**Record extracts**
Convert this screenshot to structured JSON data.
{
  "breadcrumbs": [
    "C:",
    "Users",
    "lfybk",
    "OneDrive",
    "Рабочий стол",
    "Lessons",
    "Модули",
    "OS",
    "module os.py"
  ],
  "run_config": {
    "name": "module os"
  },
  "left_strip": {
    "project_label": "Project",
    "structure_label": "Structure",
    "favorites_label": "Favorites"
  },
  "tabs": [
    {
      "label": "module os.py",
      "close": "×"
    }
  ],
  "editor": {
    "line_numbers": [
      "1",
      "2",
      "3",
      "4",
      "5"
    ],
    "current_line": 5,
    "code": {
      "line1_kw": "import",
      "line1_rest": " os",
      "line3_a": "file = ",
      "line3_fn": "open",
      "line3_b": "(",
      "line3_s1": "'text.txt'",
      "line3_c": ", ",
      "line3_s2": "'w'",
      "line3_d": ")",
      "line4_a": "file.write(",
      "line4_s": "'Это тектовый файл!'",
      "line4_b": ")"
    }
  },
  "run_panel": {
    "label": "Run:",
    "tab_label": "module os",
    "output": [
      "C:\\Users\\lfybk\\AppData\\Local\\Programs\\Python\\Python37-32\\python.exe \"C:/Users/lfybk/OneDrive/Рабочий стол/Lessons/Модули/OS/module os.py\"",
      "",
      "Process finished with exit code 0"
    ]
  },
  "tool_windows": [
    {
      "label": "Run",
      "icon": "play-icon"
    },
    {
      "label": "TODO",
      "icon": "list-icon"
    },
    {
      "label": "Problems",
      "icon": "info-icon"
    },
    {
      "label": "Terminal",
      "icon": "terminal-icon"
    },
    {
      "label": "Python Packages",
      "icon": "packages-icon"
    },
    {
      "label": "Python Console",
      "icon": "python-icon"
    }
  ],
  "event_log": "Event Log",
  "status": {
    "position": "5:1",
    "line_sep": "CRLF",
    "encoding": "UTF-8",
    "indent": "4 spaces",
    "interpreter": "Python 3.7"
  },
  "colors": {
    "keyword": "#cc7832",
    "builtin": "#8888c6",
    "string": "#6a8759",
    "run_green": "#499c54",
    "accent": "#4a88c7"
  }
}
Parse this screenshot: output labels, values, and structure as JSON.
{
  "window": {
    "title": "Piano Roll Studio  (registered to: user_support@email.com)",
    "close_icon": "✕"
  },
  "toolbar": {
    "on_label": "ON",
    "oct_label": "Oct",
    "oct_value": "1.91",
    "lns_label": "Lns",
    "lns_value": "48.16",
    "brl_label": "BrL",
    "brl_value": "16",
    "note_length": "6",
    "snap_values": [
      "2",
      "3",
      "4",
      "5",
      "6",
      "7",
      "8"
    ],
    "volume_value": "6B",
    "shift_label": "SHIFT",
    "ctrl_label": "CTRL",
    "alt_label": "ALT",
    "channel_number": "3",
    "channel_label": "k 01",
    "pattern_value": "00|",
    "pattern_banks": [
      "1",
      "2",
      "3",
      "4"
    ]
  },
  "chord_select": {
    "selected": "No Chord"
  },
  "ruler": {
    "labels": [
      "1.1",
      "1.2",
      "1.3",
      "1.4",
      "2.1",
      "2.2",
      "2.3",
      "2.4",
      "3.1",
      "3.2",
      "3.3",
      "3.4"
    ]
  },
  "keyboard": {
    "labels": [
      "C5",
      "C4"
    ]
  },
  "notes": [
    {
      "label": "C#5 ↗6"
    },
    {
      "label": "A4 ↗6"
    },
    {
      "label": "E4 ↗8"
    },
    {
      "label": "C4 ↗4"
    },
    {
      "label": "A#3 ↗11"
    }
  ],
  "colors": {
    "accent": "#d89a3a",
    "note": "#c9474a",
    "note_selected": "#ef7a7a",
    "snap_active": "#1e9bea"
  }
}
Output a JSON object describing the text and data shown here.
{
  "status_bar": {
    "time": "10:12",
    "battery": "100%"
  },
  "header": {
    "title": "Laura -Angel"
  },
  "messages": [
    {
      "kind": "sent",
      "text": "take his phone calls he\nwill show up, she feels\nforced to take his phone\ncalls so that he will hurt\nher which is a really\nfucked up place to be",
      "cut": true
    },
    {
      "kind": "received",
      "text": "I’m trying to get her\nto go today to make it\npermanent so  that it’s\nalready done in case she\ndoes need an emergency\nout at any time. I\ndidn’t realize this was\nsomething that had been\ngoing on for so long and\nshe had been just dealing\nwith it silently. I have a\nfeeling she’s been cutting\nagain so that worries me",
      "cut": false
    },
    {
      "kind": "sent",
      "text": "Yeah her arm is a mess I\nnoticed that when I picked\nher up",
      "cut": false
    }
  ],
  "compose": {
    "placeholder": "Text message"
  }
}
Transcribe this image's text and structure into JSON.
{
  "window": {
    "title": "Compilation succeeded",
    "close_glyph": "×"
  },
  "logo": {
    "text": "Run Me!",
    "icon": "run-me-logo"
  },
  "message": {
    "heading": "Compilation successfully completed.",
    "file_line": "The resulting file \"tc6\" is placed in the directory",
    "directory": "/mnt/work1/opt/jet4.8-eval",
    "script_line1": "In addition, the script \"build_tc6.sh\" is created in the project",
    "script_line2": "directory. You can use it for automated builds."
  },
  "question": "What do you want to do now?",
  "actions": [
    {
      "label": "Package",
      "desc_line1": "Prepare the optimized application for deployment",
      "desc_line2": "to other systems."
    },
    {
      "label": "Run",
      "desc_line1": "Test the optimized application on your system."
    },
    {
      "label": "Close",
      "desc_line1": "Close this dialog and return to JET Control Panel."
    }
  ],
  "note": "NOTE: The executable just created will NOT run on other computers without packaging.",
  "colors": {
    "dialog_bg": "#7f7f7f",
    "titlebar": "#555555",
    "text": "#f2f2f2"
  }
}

**Goal of the exercise**
Scan the material line by line and report each one that contains "nher".

**Expected output**
      "text": "take his phone calls he\nwill show up, she feels\nforced to take his phone\ncalls so that he will hurt\nher which is a really\nfucked up place to be",
      "text": "Yeah her arm is a mess I\nnoticed that when I picked\nher up",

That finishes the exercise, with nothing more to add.